GIVEN PROBLEM: Repeat the data below exactly, dropping any pictures it holds.

Dataset rows:
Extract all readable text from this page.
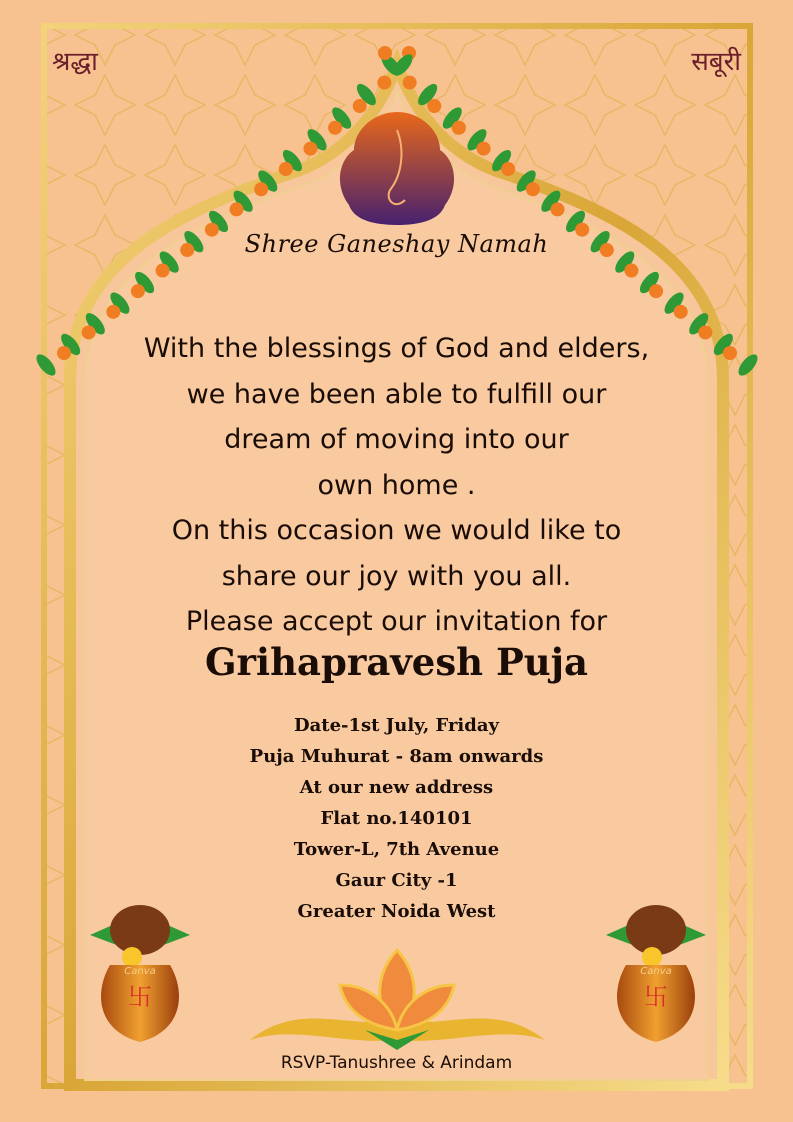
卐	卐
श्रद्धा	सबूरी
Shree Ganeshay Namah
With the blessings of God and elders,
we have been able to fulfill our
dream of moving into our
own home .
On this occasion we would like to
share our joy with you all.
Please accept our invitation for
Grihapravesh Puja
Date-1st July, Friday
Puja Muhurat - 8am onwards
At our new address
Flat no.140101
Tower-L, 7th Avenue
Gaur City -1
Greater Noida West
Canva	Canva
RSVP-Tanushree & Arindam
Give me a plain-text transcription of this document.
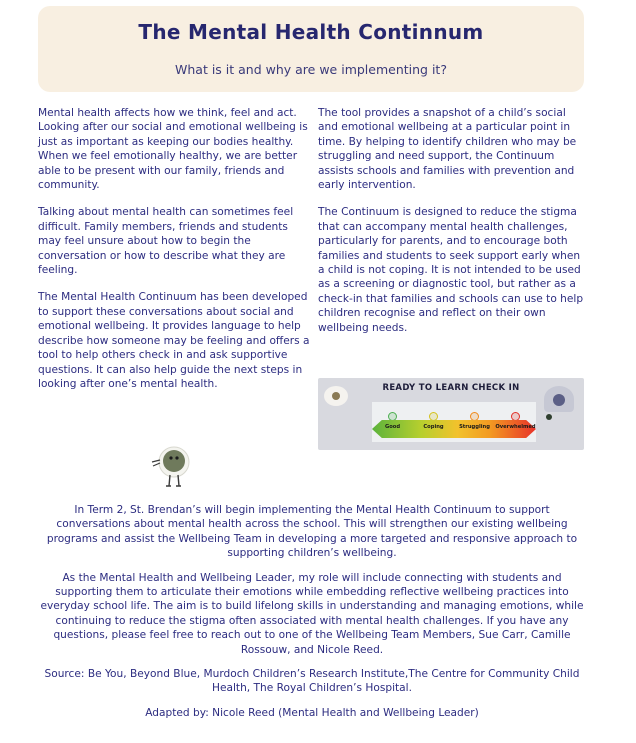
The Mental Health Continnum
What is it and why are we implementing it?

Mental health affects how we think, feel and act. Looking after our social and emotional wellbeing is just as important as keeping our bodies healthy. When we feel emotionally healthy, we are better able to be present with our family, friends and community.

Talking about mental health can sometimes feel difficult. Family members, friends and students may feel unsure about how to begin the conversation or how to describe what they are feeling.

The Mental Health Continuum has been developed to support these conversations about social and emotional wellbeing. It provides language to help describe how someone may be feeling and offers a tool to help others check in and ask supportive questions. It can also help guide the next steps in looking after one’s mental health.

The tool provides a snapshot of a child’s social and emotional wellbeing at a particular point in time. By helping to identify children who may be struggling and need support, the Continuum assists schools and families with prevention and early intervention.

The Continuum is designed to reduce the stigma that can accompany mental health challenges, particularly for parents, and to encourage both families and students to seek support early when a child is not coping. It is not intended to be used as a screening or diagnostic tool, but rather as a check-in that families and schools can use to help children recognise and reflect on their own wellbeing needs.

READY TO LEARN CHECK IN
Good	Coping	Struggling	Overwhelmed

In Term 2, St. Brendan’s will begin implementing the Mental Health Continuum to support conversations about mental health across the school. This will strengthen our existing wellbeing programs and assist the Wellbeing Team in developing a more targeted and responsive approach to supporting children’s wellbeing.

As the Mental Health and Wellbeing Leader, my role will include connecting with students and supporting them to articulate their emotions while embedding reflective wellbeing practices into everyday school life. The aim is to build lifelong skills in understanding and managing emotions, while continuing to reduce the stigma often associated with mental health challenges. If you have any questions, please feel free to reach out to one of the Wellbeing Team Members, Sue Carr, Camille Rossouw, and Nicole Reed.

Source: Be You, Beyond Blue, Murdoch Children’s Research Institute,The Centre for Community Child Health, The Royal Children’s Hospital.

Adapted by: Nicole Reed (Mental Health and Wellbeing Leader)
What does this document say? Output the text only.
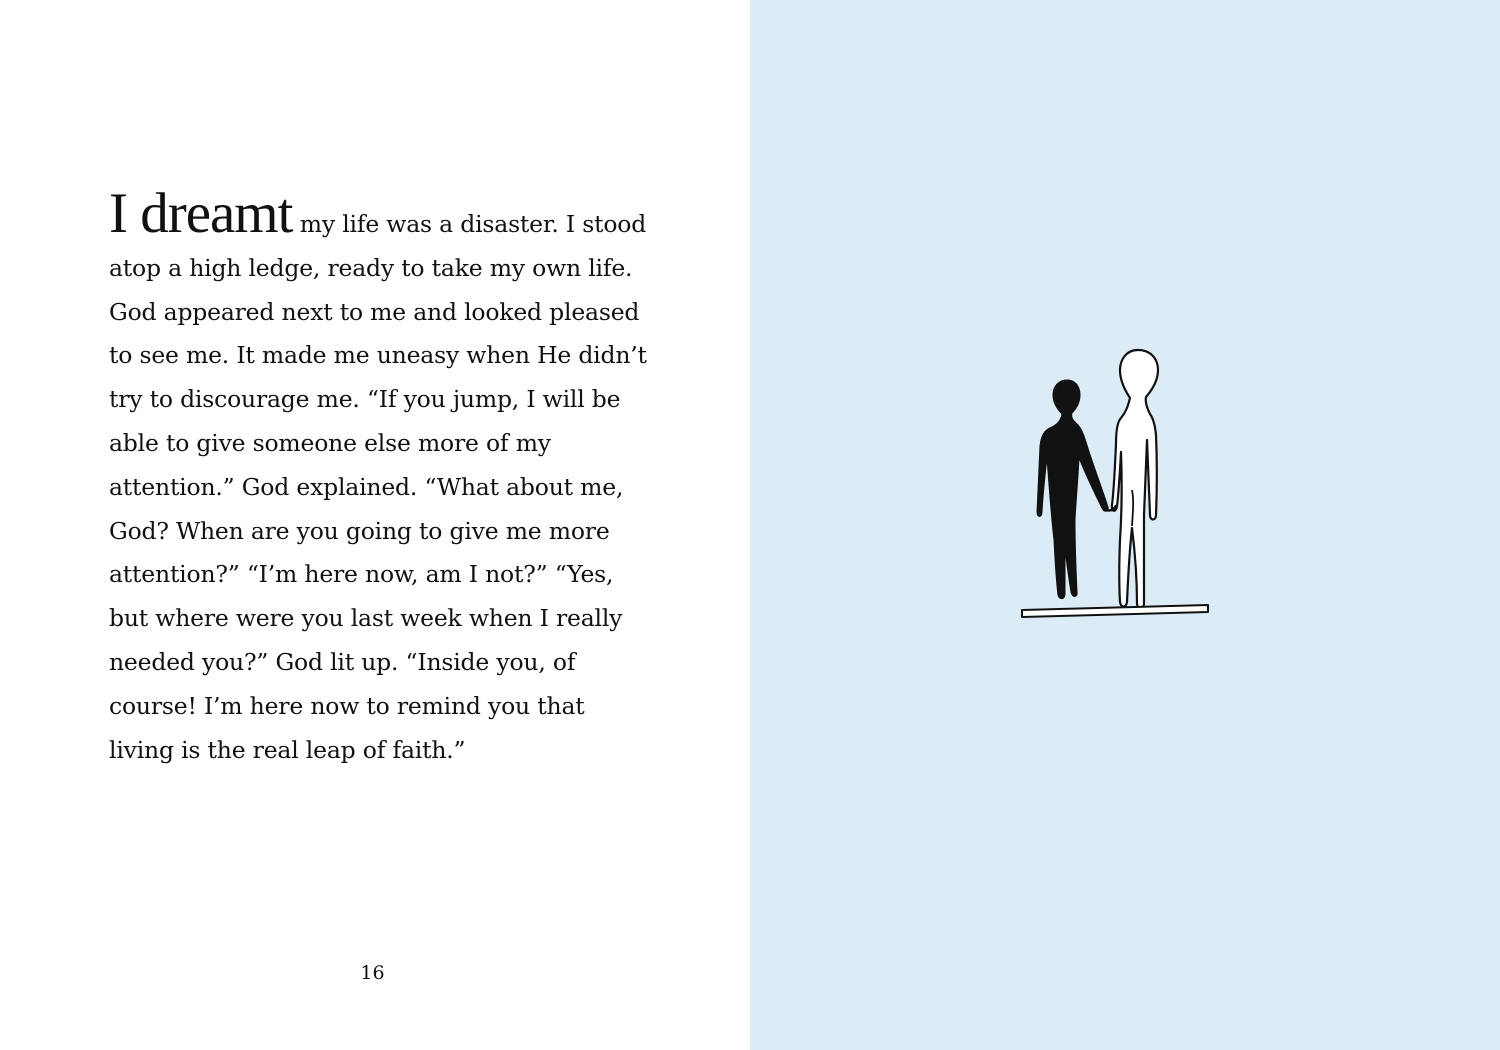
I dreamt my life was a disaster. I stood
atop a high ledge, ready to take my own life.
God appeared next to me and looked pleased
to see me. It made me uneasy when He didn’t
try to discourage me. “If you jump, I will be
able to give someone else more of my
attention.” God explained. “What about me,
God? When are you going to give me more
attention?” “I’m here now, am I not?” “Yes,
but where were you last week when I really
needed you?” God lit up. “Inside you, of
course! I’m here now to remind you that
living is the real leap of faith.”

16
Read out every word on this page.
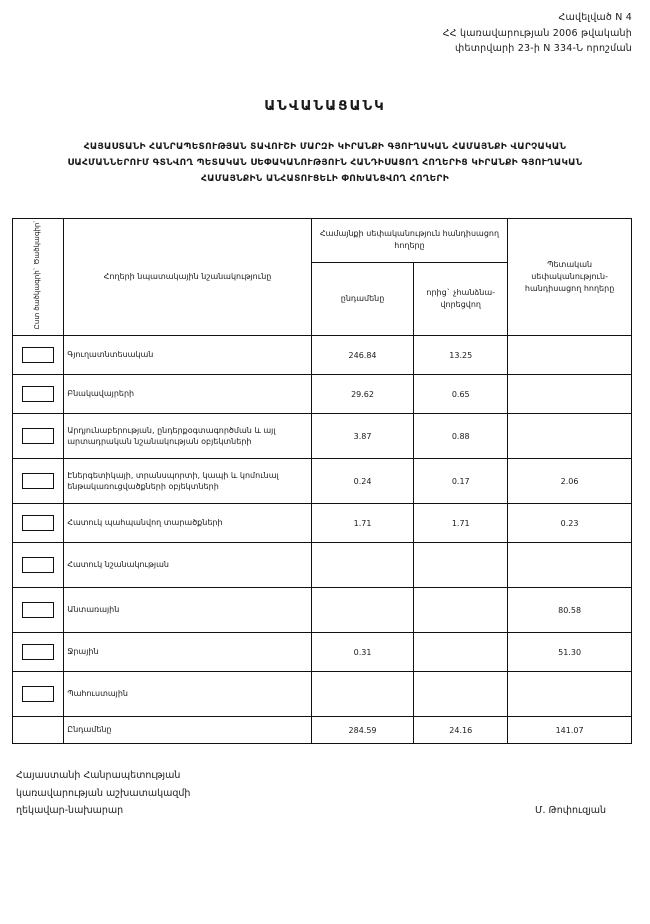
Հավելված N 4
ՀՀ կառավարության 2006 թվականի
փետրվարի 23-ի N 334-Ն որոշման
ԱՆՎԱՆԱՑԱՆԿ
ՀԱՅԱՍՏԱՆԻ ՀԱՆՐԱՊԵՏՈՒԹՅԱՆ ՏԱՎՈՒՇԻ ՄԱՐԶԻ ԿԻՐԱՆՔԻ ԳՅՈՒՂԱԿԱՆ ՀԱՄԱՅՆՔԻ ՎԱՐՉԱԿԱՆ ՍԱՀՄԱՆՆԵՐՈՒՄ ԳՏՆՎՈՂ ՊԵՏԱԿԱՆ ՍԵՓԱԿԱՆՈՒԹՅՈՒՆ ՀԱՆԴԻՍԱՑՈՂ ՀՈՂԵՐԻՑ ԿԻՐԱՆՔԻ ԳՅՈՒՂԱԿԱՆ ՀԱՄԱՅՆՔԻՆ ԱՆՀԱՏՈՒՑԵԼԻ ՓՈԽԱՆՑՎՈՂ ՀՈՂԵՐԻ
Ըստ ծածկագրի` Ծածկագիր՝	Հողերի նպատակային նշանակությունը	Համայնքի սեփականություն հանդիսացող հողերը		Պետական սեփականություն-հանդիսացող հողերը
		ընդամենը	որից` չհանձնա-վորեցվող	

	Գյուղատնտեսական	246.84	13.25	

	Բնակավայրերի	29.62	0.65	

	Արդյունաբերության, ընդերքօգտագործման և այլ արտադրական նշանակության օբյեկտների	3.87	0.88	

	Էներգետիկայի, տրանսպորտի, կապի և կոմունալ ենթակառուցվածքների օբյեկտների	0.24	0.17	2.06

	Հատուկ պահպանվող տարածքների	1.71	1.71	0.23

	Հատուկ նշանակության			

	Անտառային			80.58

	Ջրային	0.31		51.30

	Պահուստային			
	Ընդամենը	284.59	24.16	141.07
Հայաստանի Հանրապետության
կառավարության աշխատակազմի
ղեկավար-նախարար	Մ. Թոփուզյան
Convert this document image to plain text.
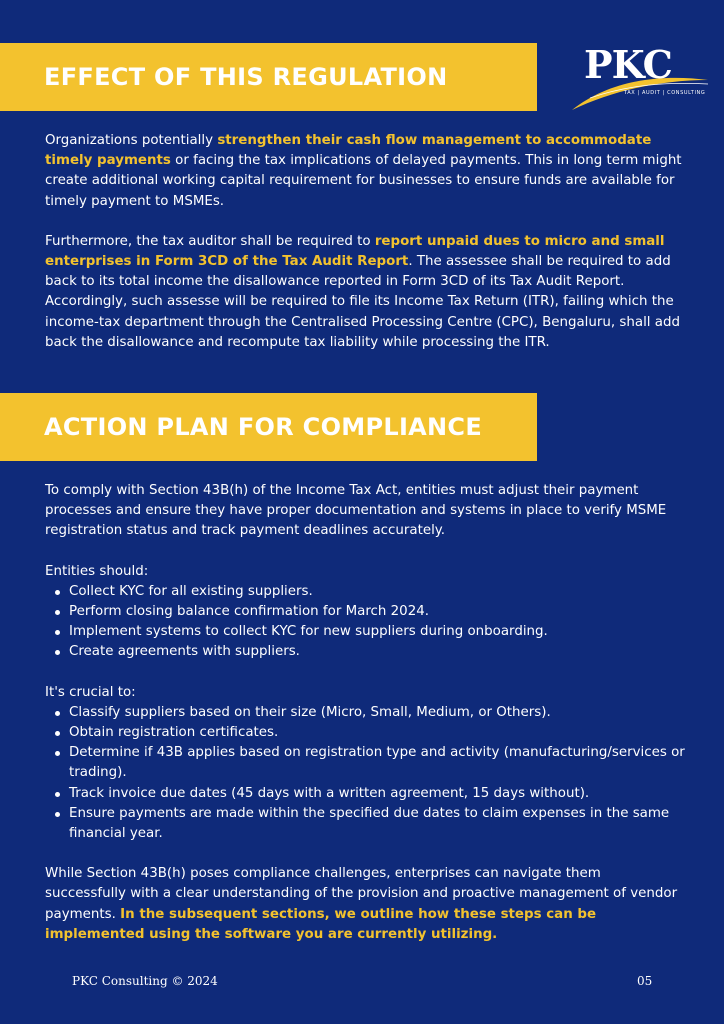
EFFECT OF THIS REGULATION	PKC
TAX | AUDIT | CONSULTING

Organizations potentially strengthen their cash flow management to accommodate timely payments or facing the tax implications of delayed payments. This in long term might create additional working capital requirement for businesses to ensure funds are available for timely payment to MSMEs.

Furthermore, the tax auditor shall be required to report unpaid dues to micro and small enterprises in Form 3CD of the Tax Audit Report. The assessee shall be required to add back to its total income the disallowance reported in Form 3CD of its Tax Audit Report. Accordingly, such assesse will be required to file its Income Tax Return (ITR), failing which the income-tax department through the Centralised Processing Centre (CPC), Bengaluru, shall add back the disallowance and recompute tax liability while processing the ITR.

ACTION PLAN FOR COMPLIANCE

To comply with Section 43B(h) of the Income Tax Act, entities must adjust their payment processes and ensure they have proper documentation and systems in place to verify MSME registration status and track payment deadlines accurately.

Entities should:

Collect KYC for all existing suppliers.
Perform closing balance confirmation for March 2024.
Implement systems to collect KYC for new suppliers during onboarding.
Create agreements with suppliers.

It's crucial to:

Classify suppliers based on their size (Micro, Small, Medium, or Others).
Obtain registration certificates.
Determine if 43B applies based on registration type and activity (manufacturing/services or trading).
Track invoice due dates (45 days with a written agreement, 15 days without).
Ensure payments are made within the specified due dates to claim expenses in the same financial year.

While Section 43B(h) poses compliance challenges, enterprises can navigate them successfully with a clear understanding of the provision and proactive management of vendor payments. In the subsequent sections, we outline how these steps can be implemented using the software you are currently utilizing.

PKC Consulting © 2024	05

TASK ANSWER:
Extract all readable text from this page.
卐	卐
श्रद्धा	सबूरी
Shree Ganeshay Namah
With the blessings of God and elders,
we have been able to fulfill our
dream of moving into our
own home .
On this occasion we would like to
share our joy with you all.
Please accept our invitation for
Grihapravesh Puja
Date-1st July, Friday
Puja Muhurat - 8am onwards
At our new address
Flat no.140101
Tower-L, 7th Avenue
Gaur City -1
Greater Noida West
Canva	Canva
RSVP-Tanushree & Arindam
Give me a plain-text transcription of this document.
The Mental Health Continnum
What is it and why are we implementing it?

Mental health affects how we think, feel and act. Looking after our social and emotional wellbeing is just as important as keeping our bodies healthy. When we feel emotionally healthy, we are better able to be present with our family, friends and community.

Talking about mental health can sometimes feel difficult. Family members, friends and students may feel unsure about how to begin the conversation or how to describe what they are feeling.

The Mental Health Continuum has been developed to support these conversations about social and emotional wellbeing. It provides language to help describe how someone may be feeling and offers a tool to help others check in and ask supportive questions. It can also help guide the next steps in looking after one’s mental health.

The tool provides a snapshot of a child’s social and emotional wellbeing at a particular point in time. By helping to identify children who may be struggling and need support, the Continuum assists schools and families with prevention and early intervention.

The Continuum is designed to reduce the stigma that can accompany mental health challenges, particularly for parents, and to encourage both families and students to seek support early when a child is not coping. It is not intended to be used as a screening or diagnostic tool, but rather as a check-in that families and schools can use to help children recognise and reflect on their own wellbeing needs.

READY TO LEARN CHECK IN
Good	Coping	Struggling	Overwhelmed

In Term 2, St. Brendan’s will begin implementing the Mental Health Continuum to support conversations about mental health across the school. This will strengthen our existing wellbeing programs and assist the Wellbeing Team in developing a more targeted and responsive approach to supporting children’s wellbeing.

As the Mental Health and Wellbeing Leader, my role will include connecting with students and supporting them to articulate their emotions while embedding reflective wellbeing practices into everyday school life. The aim is to build lifelong skills in understanding and managing emotions, while continuing to reduce the stigma often associated with mental health challenges. If you have any questions, please feel free to reach out to one of the Wellbeing Team Members, Sue Carr, Camille Rossouw, and Nicole Reed.

Source: Be You, Beyond Blue, Murdoch Children’s Research Institute,The Centre for Community Child Health, The Royal Children’s Hospital.

Adapted by: Nicole Reed (Mental Health and Wellbeing Leader)
What does this document say? Output the text only.
I dreamt my life was a disaster. I stood
atop a high ledge, ready to take my own life.
God appeared next to me and looked pleased
to see me. It made me uneasy when He didn’t
try to discourage me. “If you jump, I will be
able to give someone else more of my
attention.” God explained. “What about me,
God? When are you going to give me more
attention?” “I’m here now, am I not?” “Yes,
but where were you last week when I really
needed you?” God lit up. “Inside you, of
course! I’m here now to remind you that
living is the real leap of faith.”

16
Read out every word on this page.
Հավելված N 4
ՀՀ կառավարության 2006 թվականի
փետրվարի 23-ի N 334-Ն որոշման
ԱՆՎԱՆԱՑԱՆԿ
ՀԱՅԱՍՏԱՆԻ ՀԱՆՐԱՊԵՏՈՒԹՅԱՆ ՏԱՎՈՒՇԻ ՄԱՐԶԻ ԿԻՐԱՆՔԻ ԳՅՈՒՂԱԿԱՆ ՀԱՄԱՅՆՔԻ ՎԱՐՉԱԿԱՆ ՍԱՀՄԱՆՆԵՐՈՒՄ ԳՏՆՎՈՂ ՊԵՏԱԿԱՆ ՍԵՓԱԿԱՆՈՒԹՅՈՒՆ ՀԱՆԴԻՍԱՑՈՂ ՀՈՂԵՐԻՑ ԿԻՐԱՆՔԻ ԳՅՈՒՂԱԿԱՆ ՀԱՄԱՅՆՔԻՆ ԱՆՀԱՏՈՒՑԵԼԻ ՓՈԽԱՆՑՎՈՂ ՀՈՂԵՐԻ
Ըստ ծածկագրի` Ծածկագիր՝	Հողերի նպատակային նշանակությունը	Համայնքի սեփականություն հանդիսացող հողերը		Պետական սեփականություն-հանդիսացող հողերը
		ընդամենը	որից` չհանձնա-վորեցվող	

	Գյուղատնտեսական	246.84	13.25	

	Բնակավայրերի	29.62	0.65	

	Արդյունաբերության, ընդերքօգտագործման և այլ արտադրական նշանակության օբյեկտների	3.87	0.88	

	Էներգետիկայի, տրանսպորտի, կապի և կոմունալ ենթակառուցվածքների օբյեկտների	0.24	0.17	2.06

	Հատուկ պահպանվող տարածքների	1.71	1.71	0.23

	Հատուկ նշանակության			

	Անտառային			80.58

	Ջրային	0.31		51.30

	Պահուստային			
	Ընդամենը	284.59	24.16	141.07
Հայաստանի Հանրապետության
կառավարության աշխատակազմի
ղեկավար-նախարար	Մ. Թոփուզյան
Convert this document image to plain text.
EFFECT OF THIS REGULATION	PKC
TAX | AUDIT | CONSULTING

Organizations potentially strengthen their cash flow management to accommodate timely payments or facing the tax implications of delayed payments. This in long term might create additional working capital requirement for businesses to ensure funds are available for timely payment to MSMEs.

Furthermore, the tax auditor shall be required to report unpaid dues to micro and small enterprises in Form 3CD of the Tax Audit Report. The assessee shall be required to add back to its total income the disallowance reported in Form 3CD of its Tax Audit Report. Accordingly, such assesse will be required to file its Income Tax Return (ITR), failing which the income-tax department through the Centralised Processing Centre (CPC), Bengaluru, shall add back the disallowance and recompute tax liability while processing the ITR.

ACTION PLAN FOR COMPLIANCE

To comply with Section 43B(h) of the Income Tax Act, entities must adjust their payment processes and ensure they have proper documentation and systems in place to verify MSME registration status and track payment deadlines accurately.

Entities should:

Collect KYC for all existing suppliers.
Perform closing balance confirmation for March 2024.
Implement systems to collect KYC for new suppliers during onboarding.
Create agreements with suppliers.

It's crucial to:

Classify suppliers based on their size (Micro, Small, Medium, or Others).
Obtain registration certificates.
Determine if 43B applies based on registration type and activity (manufacturing/services or trading).
Track invoice due dates (45 days with a written agreement, 15 days without).
Ensure payments are made within the specified due dates to claim expenses in the same financial year.

While Section 43B(h) poses compliance challenges, enterprises can navigate them successfully with a clear understanding of the provision and proactive management of vendor payments. In the subsequent sections, we outline how these steps can be implemented using the software you are currently utilizing.

PKC Consulting © 2024	05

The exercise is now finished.